WORK ORDER: The required answer is each line in the entries below where "text" occurs.

*** Opening of DATA SHOWN ***

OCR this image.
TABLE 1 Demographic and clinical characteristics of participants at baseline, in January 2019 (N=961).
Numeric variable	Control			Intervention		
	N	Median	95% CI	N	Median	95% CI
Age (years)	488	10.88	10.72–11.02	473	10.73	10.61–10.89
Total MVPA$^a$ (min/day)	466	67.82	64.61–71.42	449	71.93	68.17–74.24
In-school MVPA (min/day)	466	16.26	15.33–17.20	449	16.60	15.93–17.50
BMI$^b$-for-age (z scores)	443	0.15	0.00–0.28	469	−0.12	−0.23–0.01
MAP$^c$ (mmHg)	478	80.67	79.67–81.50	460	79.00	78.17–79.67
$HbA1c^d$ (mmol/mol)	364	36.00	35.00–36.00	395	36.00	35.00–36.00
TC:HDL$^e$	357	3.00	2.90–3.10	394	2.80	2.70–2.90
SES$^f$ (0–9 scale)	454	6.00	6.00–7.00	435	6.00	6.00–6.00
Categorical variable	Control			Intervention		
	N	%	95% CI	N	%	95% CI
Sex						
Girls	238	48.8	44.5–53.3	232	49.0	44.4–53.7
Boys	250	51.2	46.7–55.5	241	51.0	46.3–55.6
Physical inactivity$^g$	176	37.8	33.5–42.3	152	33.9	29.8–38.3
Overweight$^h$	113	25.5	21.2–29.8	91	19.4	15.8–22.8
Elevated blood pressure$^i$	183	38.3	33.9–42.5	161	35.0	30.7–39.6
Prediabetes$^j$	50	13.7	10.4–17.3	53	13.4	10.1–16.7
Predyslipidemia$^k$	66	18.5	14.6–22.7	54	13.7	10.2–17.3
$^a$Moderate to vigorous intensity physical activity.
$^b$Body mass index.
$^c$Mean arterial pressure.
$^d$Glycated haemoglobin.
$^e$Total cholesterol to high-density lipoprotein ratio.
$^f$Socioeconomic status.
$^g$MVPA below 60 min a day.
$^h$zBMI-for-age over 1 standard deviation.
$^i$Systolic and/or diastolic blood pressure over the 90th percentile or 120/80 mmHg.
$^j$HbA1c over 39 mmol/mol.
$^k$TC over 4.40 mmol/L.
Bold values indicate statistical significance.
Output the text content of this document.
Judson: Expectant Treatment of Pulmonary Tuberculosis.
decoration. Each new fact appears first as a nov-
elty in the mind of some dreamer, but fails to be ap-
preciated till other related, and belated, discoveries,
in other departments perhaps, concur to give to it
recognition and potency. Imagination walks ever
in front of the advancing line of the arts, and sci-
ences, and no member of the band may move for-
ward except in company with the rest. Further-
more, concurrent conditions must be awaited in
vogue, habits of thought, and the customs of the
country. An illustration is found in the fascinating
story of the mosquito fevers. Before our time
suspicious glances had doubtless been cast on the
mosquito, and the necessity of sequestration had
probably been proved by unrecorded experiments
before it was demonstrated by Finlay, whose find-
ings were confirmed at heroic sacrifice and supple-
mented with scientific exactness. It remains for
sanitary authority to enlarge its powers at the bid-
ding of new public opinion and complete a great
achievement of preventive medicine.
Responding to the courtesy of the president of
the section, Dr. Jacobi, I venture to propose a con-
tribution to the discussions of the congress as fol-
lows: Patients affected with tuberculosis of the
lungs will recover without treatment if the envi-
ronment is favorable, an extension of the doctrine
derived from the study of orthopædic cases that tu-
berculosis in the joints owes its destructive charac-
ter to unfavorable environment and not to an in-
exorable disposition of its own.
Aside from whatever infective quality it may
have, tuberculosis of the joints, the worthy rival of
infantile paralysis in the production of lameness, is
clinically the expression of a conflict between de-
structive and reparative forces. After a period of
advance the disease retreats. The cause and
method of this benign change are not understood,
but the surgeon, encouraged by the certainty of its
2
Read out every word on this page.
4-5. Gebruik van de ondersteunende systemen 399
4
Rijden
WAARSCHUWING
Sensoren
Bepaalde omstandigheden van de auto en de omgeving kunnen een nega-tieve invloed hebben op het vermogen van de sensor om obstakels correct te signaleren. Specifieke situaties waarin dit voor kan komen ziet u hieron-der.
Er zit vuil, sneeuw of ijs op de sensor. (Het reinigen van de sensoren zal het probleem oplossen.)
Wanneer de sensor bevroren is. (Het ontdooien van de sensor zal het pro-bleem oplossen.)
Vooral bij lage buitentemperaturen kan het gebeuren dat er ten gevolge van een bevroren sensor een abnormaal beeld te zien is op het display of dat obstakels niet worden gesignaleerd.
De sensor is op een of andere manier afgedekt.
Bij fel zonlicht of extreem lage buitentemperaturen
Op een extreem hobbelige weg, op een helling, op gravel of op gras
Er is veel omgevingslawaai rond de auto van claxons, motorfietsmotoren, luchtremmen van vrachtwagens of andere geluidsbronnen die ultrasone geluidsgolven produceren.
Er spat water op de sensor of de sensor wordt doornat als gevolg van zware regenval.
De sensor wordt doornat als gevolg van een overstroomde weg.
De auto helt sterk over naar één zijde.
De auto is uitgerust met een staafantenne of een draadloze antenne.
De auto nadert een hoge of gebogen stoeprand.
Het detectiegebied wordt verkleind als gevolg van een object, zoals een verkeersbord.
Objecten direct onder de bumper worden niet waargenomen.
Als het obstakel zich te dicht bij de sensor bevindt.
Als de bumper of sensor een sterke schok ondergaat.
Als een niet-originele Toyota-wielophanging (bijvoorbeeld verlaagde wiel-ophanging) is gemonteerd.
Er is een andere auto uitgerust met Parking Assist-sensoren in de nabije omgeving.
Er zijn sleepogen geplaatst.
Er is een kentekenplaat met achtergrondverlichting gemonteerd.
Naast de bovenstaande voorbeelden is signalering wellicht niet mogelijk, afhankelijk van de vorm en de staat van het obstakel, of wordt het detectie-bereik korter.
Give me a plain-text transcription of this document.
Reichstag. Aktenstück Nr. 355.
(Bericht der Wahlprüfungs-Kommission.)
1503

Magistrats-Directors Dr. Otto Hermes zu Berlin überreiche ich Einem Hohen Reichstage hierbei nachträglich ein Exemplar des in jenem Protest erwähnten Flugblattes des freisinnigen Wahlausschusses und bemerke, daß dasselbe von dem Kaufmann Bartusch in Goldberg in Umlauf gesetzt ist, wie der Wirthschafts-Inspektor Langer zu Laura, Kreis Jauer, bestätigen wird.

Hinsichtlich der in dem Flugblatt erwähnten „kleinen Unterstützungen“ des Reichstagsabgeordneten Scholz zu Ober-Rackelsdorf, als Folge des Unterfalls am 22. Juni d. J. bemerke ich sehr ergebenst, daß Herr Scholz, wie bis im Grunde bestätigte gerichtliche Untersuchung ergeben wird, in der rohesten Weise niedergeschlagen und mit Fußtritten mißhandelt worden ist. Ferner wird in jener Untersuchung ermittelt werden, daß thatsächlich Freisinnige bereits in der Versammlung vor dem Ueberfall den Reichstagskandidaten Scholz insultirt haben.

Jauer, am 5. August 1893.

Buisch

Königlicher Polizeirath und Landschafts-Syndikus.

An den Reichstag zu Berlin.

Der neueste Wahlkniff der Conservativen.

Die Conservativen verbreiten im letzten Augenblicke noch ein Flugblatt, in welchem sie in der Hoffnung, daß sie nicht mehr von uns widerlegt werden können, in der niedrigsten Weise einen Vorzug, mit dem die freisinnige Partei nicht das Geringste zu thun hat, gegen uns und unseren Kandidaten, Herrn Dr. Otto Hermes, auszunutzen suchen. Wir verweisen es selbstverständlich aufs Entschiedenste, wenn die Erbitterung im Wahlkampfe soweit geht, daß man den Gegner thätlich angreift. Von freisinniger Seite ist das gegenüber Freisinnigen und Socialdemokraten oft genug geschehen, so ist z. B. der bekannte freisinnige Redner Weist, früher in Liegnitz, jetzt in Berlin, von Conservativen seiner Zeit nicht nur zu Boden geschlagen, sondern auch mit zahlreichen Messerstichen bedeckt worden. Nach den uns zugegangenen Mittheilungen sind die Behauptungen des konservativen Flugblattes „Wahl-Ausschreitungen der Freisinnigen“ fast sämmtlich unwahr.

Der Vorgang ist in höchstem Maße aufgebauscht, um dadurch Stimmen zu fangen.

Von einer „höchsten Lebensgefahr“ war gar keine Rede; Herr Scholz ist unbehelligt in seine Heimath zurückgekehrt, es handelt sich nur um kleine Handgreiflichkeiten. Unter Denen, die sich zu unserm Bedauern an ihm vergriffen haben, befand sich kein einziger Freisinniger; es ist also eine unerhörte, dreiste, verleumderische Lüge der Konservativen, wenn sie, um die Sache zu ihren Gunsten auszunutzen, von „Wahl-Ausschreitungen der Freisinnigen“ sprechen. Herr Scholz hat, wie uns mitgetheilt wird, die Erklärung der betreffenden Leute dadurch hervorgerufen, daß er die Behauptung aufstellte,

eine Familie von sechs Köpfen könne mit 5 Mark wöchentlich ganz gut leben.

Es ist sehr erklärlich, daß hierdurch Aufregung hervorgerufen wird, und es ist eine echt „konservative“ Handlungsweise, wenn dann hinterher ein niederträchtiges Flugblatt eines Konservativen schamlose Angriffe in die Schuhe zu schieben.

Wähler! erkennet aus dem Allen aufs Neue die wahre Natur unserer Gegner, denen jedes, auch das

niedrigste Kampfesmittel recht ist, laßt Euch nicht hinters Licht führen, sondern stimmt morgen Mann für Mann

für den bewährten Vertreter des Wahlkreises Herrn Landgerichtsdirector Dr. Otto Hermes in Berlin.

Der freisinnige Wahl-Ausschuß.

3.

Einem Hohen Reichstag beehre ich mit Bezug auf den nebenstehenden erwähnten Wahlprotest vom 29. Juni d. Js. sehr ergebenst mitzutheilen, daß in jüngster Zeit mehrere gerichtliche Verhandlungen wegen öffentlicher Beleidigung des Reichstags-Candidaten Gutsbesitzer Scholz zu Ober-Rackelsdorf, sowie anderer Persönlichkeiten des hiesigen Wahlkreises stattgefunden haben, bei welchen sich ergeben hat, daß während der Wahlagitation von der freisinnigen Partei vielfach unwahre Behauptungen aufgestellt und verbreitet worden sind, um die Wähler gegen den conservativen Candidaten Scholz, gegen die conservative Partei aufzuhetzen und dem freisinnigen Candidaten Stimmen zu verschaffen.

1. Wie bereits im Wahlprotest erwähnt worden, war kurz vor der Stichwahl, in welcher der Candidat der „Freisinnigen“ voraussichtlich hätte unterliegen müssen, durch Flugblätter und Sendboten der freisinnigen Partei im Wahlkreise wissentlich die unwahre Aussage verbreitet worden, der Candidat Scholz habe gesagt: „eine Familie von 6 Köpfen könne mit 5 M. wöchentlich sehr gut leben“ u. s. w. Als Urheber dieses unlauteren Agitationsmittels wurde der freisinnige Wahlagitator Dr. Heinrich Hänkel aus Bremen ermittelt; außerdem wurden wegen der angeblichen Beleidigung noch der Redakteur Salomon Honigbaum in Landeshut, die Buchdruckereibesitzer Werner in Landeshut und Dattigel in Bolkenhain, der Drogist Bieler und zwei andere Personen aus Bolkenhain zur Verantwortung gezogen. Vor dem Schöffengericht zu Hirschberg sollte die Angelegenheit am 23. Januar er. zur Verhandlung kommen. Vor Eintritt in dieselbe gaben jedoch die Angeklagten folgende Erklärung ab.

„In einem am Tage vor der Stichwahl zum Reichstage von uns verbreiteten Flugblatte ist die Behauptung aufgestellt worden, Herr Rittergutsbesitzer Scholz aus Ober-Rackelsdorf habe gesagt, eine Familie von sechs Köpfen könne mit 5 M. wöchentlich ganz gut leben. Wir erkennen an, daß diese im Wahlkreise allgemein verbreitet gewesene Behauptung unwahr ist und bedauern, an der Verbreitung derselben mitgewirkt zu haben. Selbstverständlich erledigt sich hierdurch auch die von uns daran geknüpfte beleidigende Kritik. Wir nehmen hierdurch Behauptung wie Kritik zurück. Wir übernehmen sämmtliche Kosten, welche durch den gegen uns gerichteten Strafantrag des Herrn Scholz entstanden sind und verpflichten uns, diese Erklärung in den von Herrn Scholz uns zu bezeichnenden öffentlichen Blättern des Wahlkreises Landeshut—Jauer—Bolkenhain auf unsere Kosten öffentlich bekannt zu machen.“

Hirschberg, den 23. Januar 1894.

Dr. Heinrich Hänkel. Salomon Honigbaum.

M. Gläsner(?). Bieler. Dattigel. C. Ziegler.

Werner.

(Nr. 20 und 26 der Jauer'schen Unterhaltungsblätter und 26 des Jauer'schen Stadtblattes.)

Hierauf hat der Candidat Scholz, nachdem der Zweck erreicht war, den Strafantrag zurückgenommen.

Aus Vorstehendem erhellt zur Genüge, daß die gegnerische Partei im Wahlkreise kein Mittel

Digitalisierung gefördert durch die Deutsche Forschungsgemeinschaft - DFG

*** Close of DATA SHOWN ***

COMPLETED EXERCISE:
Output the text content of this document.
Give me a plain-text transcription of this document.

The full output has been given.